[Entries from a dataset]

☆ ☆ ☆ ☆ ☆

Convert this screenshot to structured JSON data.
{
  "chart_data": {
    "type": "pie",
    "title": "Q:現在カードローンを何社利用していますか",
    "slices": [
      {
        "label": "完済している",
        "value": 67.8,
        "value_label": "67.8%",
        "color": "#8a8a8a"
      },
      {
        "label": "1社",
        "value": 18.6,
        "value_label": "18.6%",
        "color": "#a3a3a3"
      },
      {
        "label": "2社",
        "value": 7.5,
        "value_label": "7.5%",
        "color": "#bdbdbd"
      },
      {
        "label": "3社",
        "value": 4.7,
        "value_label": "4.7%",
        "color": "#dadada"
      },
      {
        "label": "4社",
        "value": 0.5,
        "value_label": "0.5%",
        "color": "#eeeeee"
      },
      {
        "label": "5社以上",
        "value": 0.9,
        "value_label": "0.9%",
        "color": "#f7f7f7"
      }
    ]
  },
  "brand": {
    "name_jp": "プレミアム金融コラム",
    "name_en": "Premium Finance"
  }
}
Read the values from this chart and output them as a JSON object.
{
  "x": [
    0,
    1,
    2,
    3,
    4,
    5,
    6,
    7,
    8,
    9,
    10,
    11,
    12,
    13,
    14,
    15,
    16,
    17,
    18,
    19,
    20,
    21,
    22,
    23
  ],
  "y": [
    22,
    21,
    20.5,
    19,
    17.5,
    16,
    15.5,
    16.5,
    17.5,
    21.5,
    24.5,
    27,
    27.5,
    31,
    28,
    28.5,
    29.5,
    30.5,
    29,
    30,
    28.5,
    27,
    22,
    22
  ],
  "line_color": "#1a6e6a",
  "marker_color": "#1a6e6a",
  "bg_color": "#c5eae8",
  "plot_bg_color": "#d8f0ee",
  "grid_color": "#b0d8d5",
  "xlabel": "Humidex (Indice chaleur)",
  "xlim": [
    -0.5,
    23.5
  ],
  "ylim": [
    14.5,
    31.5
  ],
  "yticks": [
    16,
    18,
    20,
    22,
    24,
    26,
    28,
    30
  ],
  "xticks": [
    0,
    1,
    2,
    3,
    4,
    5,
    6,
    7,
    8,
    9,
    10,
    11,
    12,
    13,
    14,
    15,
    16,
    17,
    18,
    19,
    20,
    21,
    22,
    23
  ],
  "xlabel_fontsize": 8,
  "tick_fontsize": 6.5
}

☆ ☆ ☆ ☆ ☆

**TASK DETAILS**
Each line of the material should be duplicated exactly, please.

**TASK ANSWER**
Convert this screenshot to structured JSON data.
{
  "chart_data": {
    "type": "pie",
    "title": "Q:現在カードローンを何社利用していますか",
    "slices": [
      {
        "label": "完済している",
        "value": 67.8,
        "value_label": "67.8%",
        "color": "#8a8a8a"
      },
      {
        "label": "1社",
        "value": 18.6,
        "value_label": "18.6%",
        "color": "#a3a3a3"
      },
      {
        "label": "2社",
        "value": 7.5,
        "value_label": "7.5%",
        "color": "#bdbdbd"
      },
      {
        "label": "3社",
        "value": 4.7,
        "value_label": "4.7%",
        "color": "#dadada"
      },
      {
        "label": "4社",
        "value": 0.5,
        "value_label": "0.5%",
        "color": "#eeeeee"
      },
      {
        "label": "5社以上",
        "value": 0.9,
        "value_label": "0.9%",
        "color": "#f7f7f7"
      }
    ]
  },
  "brand": {
    "name_jp": "プレミアム金融コラム",
    "name_en": "Premium Finance"
  }
}
Read the values from this chart and output them as a JSON object.
{
  "x": [
    0,
    1,
    2,
    3,
    4,
    5,
    6,
    7,
    8,
    9,
    10,
    11,
    12,
    13,
    14,
    15,
    16,
    17,
    18,
    19,
    20,
    21,
    22,
    23
  ],
  "y": [
    22,
    21,
    20.5,
    19,
    17.5,
    16,
    15.5,
    16.5,
    17.5,
    21.5,
    24.5,
    27,
    27.5,
    31,
    28,
    28.5,
    29.5,
    30.5,
    29,
    30,
    28.5,
    27,
    22,
    22
  ],
  "line_color": "#1a6e6a",
  "marker_color": "#1a6e6a",
  "bg_color": "#c5eae8",
  "plot_bg_color": "#d8f0ee",
  "grid_color": "#b0d8d5",
  "xlabel": "Humidex (Indice chaleur)",
  "xlim": [
    -0.5,
    23.5
  ],
  "ylim": [
    14.5,
    31.5
  ],
  "yticks": [
    16,
    18,
    20,
    22,
    24,
    26,
    28,
    30
  ],
  "xticks": [
    0,
    1,
    2,
    3,
    4,
    5,
    6,
    7,
    8,
    9,
    10,
    11,
    12,
    13,
    14,
    15,
    16,
    17,
    18,
    19,
    20,
    21,
    22,
    23
  ],
  "xlabel_fontsize": 8,
  "tick_fontsize": 6.5
}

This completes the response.